**Written instruction**
Images are not part of the copy; transcribe all the data exactly.

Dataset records
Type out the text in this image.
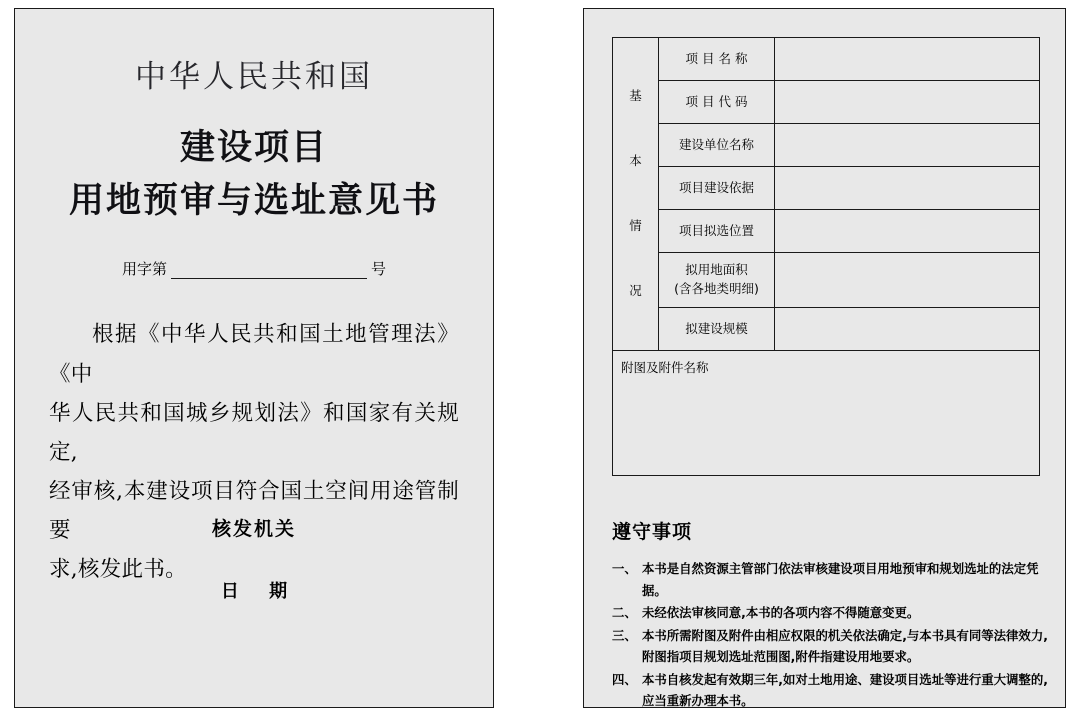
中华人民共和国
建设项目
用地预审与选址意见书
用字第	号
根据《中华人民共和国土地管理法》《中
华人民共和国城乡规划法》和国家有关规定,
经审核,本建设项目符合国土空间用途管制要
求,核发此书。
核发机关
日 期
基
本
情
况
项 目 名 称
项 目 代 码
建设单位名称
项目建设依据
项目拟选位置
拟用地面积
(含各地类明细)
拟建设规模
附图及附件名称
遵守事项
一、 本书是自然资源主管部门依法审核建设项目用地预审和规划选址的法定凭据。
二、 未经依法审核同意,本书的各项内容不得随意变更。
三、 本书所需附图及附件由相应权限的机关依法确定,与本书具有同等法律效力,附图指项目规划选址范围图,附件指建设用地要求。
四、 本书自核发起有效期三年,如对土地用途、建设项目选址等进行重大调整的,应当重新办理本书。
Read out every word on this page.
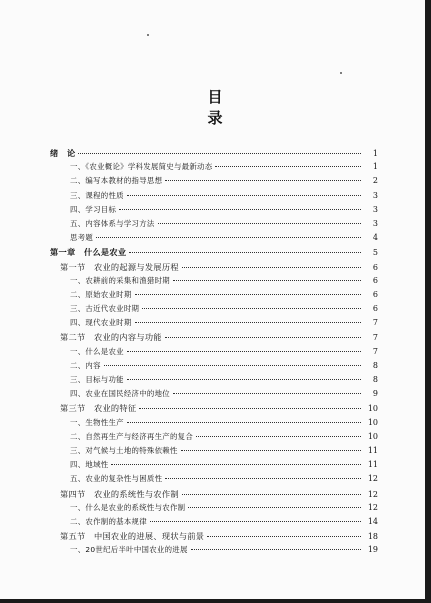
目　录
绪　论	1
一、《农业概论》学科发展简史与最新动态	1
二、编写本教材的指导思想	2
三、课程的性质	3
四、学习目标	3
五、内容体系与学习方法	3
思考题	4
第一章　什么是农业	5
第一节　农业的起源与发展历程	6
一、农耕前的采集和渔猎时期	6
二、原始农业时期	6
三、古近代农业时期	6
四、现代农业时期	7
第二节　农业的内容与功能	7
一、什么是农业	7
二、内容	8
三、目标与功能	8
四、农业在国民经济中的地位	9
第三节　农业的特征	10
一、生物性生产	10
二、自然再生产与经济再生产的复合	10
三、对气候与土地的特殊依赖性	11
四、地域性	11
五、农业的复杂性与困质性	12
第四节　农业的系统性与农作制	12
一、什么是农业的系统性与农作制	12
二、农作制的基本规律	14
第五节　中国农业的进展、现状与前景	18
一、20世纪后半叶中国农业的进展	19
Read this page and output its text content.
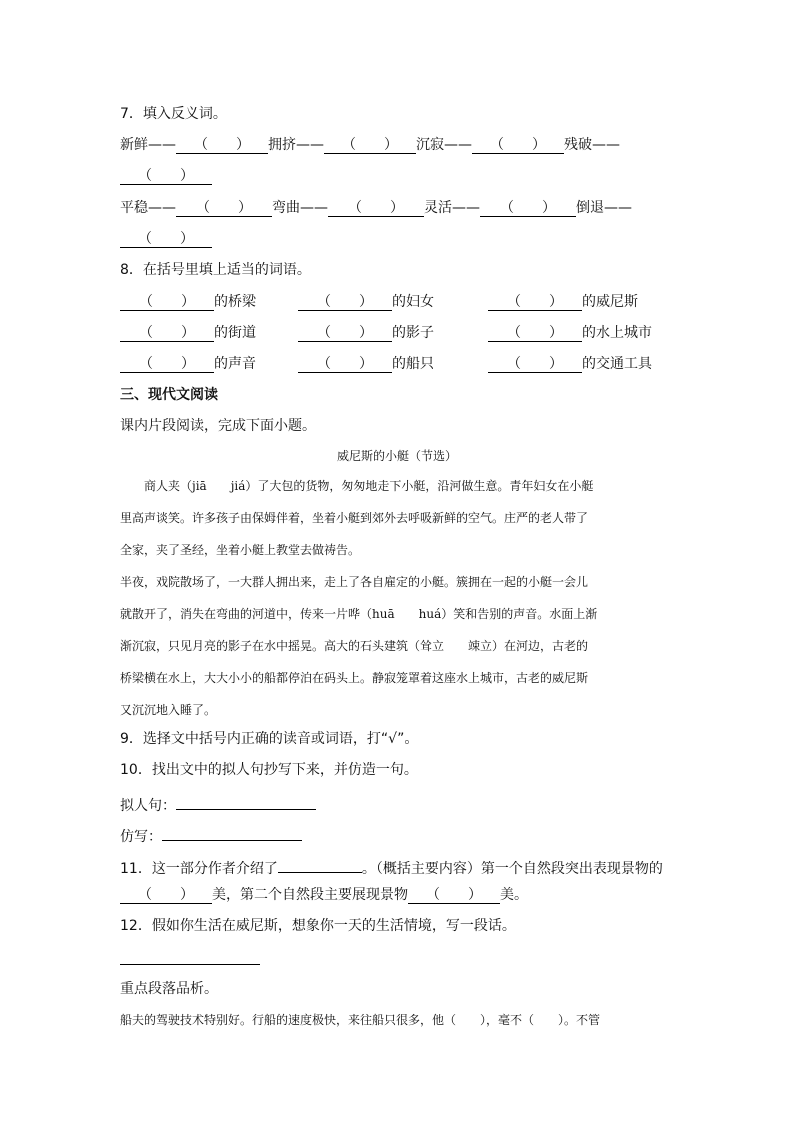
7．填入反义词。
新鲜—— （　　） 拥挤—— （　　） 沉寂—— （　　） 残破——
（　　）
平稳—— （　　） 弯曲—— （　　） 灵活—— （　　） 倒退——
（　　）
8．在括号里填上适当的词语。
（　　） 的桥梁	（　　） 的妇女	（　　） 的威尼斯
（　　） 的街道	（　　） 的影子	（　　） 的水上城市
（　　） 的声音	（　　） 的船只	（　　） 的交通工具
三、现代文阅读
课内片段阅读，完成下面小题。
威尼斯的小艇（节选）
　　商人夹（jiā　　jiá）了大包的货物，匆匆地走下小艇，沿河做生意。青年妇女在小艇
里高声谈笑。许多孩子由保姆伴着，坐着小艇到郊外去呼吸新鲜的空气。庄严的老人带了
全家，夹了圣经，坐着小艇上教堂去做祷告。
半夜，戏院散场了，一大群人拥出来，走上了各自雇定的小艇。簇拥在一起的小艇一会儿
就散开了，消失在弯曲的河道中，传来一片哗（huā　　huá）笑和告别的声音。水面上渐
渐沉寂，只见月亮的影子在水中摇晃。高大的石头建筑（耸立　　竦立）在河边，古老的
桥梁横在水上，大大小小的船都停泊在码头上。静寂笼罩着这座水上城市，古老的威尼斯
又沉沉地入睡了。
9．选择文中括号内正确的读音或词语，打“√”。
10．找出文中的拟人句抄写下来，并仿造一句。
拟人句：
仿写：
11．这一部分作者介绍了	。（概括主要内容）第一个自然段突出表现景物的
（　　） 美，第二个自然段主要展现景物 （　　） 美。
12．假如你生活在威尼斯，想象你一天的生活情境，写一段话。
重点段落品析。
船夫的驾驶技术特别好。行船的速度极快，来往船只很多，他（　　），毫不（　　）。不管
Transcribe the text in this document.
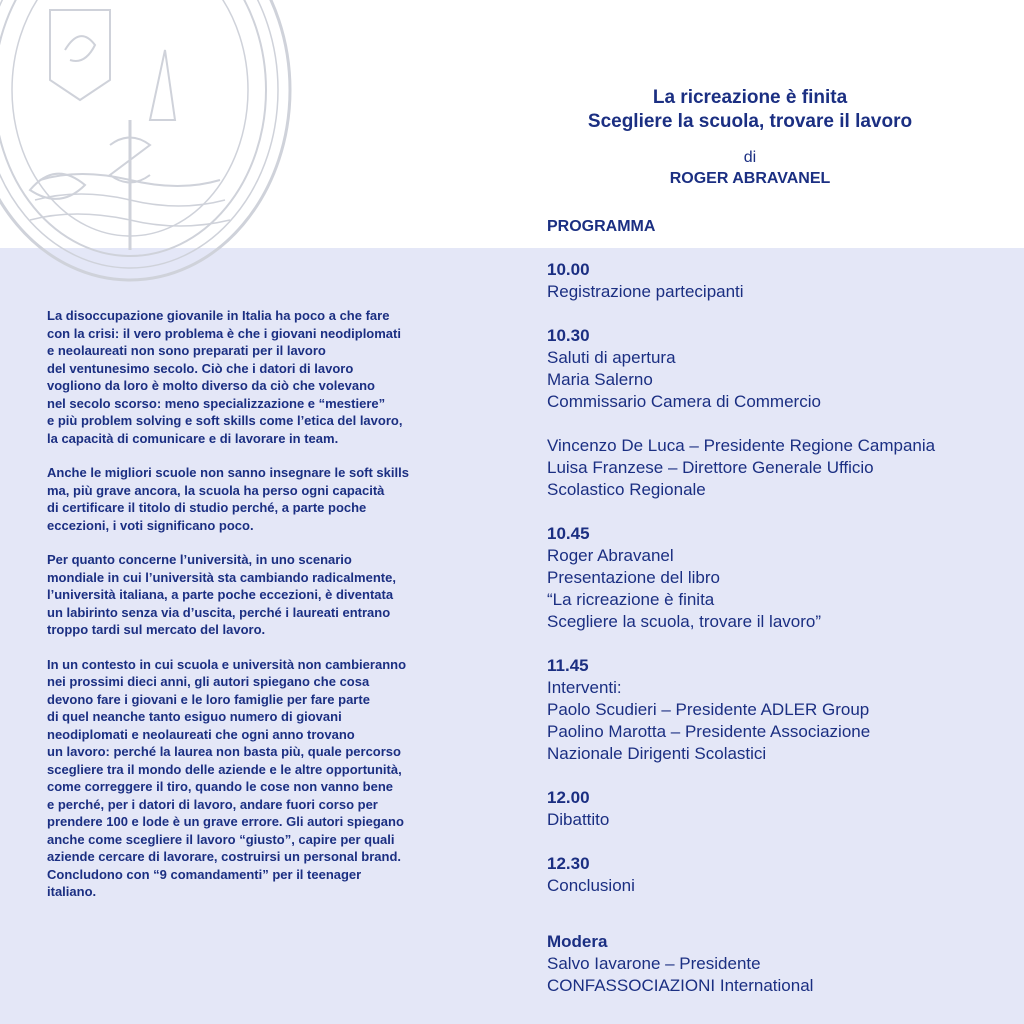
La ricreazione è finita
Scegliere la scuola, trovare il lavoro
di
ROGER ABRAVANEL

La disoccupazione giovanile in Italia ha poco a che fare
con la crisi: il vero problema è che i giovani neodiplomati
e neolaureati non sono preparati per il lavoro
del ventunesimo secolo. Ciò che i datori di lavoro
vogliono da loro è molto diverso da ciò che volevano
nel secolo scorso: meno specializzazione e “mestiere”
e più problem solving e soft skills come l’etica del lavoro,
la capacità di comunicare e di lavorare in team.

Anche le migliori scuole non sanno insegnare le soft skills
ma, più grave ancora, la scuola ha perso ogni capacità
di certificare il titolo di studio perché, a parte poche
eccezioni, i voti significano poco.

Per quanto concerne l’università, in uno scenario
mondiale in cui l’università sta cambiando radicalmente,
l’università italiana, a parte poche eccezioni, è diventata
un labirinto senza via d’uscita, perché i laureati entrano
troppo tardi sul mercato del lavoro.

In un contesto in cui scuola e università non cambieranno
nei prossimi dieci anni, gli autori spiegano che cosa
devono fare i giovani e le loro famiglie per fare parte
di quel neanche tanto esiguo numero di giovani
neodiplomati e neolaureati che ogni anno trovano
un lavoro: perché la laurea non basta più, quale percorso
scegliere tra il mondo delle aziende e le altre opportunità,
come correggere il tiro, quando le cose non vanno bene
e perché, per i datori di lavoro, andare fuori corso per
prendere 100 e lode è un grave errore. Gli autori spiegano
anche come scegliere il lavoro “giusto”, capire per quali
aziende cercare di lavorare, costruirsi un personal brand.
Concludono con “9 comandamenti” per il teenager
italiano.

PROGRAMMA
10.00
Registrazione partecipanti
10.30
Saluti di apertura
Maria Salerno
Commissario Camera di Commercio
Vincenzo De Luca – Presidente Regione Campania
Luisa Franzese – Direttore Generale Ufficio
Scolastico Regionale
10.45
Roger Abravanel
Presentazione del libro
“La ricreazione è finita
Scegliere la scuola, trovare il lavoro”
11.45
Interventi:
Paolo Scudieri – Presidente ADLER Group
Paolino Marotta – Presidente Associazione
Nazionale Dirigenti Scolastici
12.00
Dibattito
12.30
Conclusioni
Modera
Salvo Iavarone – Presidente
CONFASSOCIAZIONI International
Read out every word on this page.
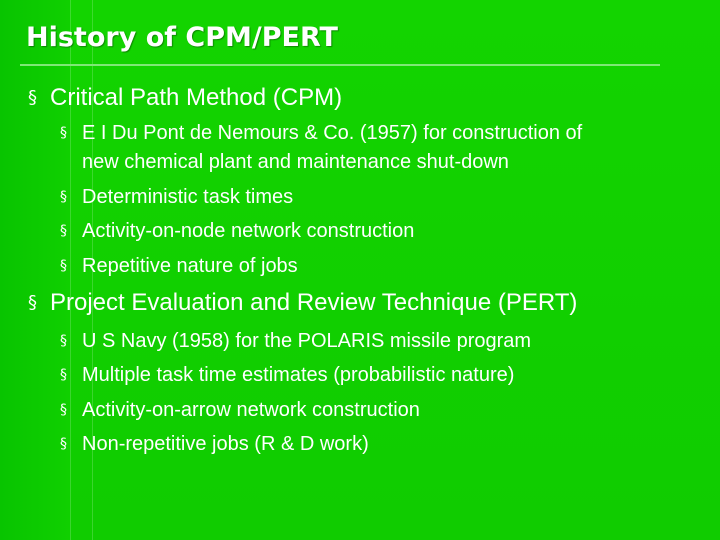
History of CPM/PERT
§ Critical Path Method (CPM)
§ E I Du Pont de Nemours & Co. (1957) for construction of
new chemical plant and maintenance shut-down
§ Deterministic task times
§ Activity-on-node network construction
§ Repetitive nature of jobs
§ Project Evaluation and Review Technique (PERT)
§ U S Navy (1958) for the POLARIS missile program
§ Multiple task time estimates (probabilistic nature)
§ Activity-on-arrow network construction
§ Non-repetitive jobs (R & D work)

**Expected answer**
Type out the text in this image.
中华人民共和国
建设项目
用地预审与选址意见书
用字第	号
根据《中华人民共和国土地管理法》《中
华人民共和国城乡规划法》和国家有关规定,
经审核,本建设项目符合国土空间用途管制要
求,核发此书。
核发机关
日 期
基
本
情
况
项 目 名 称
项 目 代 码
建设单位名称
项目建设依据
项目拟选位置
拟用地面积
(含各地类明细)
拟建设规模
附图及附件名称
遵守事项
一、 本书是自然资源主管部门依法审核建设项目用地预审和规划选址的法定凭据。
二、 未经依法审核同意,本书的各项内容不得随意变更。
三、 本书所需附图及附件由相应权限的机关依法确定,与本书具有同等法律效力,附图指项目规划选址范围图,附件指建设用地要求。
四、 本书自核发起有效期三年,如对土地用途、建设项目选址等进行重大调整的,应当重新办理本书。
Read out every word on this page.
目　录
绪　论	1
一、《农业概论》学科发展简史与最新动态	1
二、编写本教材的指导思想	2
三、课程的性质	3
四、学习目标	3
五、内容体系与学习方法	3
思考题	4
第一章　什么是农业	5
第一节　农业的起源与发展历程	6
一、农耕前的采集和渔猎时期	6
二、原始农业时期	6
三、古近代农业时期	6
四、现代农业时期	7
第二节　农业的内容与功能	7
一、什么是农业	7
二、内容	8
三、目标与功能	8
四、农业在国民经济中的地位	9
第三节　农业的特征	10
一、生物性生产	10
二、自然再生产与经济再生产的复合	10
三、对气候与土地的特殊依赖性	11
四、地域性	11
五、农业的复杂性与困质性	12
第四节　农业的系统性与农作制	12
一、什么是农业的系统性与农作制	12
二、农作制的基本规律	14
第五节　中国农业的进展、现状与前景	18
一、20世纪后半叶中国农业的进展	19
Read this page and output its text content.
7．填入反义词。
新鲜—— （　　） 拥挤—— （　　） 沉寂—— （　　） 残破——
（　　）
平稳—— （　　） 弯曲—— （　　） 灵活—— （　　） 倒退——
（　　）
8．在括号里填上适当的词语。
（　　） 的桥梁	（　　） 的妇女	（　　） 的威尼斯
（　　） 的街道	（　　） 的影子	（　　） 的水上城市
（　　） 的声音	（　　） 的船只	（　　） 的交通工具
三、现代文阅读
课内片段阅读，完成下面小题。
威尼斯的小艇（节选）
　　商人夹（jiā　　jiá）了大包的货物，匆匆地走下小艇，沿河做生意。青年妇女在小艇
里高声谈笑。许多孩子由保姆伴着，坐着小艇到郊外去呼吸新鲜的空气。庄严的老人带了
全家，夹了圣经，坐着小艇上教堂去做祷告。
半夜，戏院散场了，一大群人拥出来，走上了各自雇定的小艇。簇拥在一起的小艇一会儿
就散开了，消失在弯曲的河道中，传来一片哗（huā　　huá）笑和告别的声音。水面上渐
渐沉寂，只见月亮的影子在水中摇晃。高大的石头建筑（耸立　　竦立）在河边，古老的
桥梁横在水上，大大小小的船都停泊在码头上。静寂笼罩着这座水上城市，古老的威尼斯
又沉沉地入睡了。
9．选择文中括号内正确的读音或词语，打“√”。
10．找出文中的拟人句抄写下来，并仿造一句。
拟人句：
仿写：
11．这一部分作者介绍了	。（概括主要内容）第一个自然段突出表现景物的
（　　） 美，第二个自然段主要展现景物 （　　） 美。
12．假如你生活在威尼斯，想象你一天的生活情境，写一段话。
重点段落品析。
船夫的驾驶技术特别好。行船的速度极快，来往船只很多，他（　　），毫不（　　）。不管
Transcribe the text in this document.
La ricreazione è finita
Scegliere la scuola, trovare il lavoro
di
ROGER ABRAVANEL

La disoccupazione giovanile in Italia ha poco a che fare
con la crisi: il vero problema è che i giovani neodiplomati
e neolaureati non sono preparati per il lavoro
del ventunesimo secolo. Ciò che i datori di lavoro
vogliono da loro è molto diverso da ciò che volevano
nel secolo scorso: meno specializzazione e “mestiere”
e più problem solving e soft skills come l’etica del lavoro,
la capacità di comunicare e di lavorare in team.

Anche le migliori scuole non sanno insegnare le soft skills
ma, più grave ancora, la scuola ha perso ogni capacità
di certificare il titolo di studio perché, a parte poche
eccezioni, i voti significano poco.

Per quanto concerne l’università, in uno scenario
mondiale in cui l’università sta cambiando radicalmente,
l’università italiana, a parte poche eccezioni, è diventata
un labirinto senza via d’uscita, perché i laureati entrano
troppo tardi sul mercato del lavoro.

In un contesto in cui scuola e università non cambieranno
nei prossimi dieci anni, gli autori spiegano che cosa
devono fare i giovani e le loro famiglie per fare parte
di quel neanche tanto esiguo numero di giovani
neodiplomati e neolaureati che ogni anno trovano
un lavoro: perché la laurea non basta più, quale percorso
scegliere tra il mondo delle aziende e le altre opportunità,
come correggere il tiro, quando le cose non vanno bene
e perché, per i datori di lavoro, andare fuori corso per
prendere 100 e lode è un grave errore. Gli autori spiegano
anche come scegliere il lavoro “giusto”, capire per quali
aziende cercare di lavorare, costruirsi un personal brand.
Concludono con “9 comandamenti” per il teenager
italiano.

PROGRAMMA
10.00
Registrazione partecipanti
10.30
Saluti di apertura
Maria Salerno
Commissario Camera di Commercio
Vincenzo De Luca – Presidente Regione Campania
Luisa Franzese – Direttore Generale Ufficio
Scolastico Regionale
10.45
Roger Abravanel
Presentazione del libro
“La ricreazione è finita
Scegliere la scuola, trovare il lavoro”
11.45
Interventi:
Paolo Scudieri – Presidente ADLER Group
Paolino Marotta – Presidente Associazione
Nazionale Dirigenti Scolastici
12.00
Dibattito
12.30
Conclusioni
Modera
Salvo Iavarone – Presidente
CONFASSOCIAZIONI International
Read out every word on this page.
History of CPM/PERT
§ Critical Path Method (CPM)
§ E I Du Pont de Nemours & Co. (1957) for construction of
new chemical plant and maintenance shut-down
§ Deterministic task times
§ Activity-on-node network construction
§ Repetitive nature of jobs
§ Project Evaluation and Review Technique (PERT)
§ U S Navy (1958) for the POLARIS missile program
§ Multiple task time estimates (probabilistic nature)
§ Activity-on-arrow network construction
§ Non-repetitive jobs (R & D work)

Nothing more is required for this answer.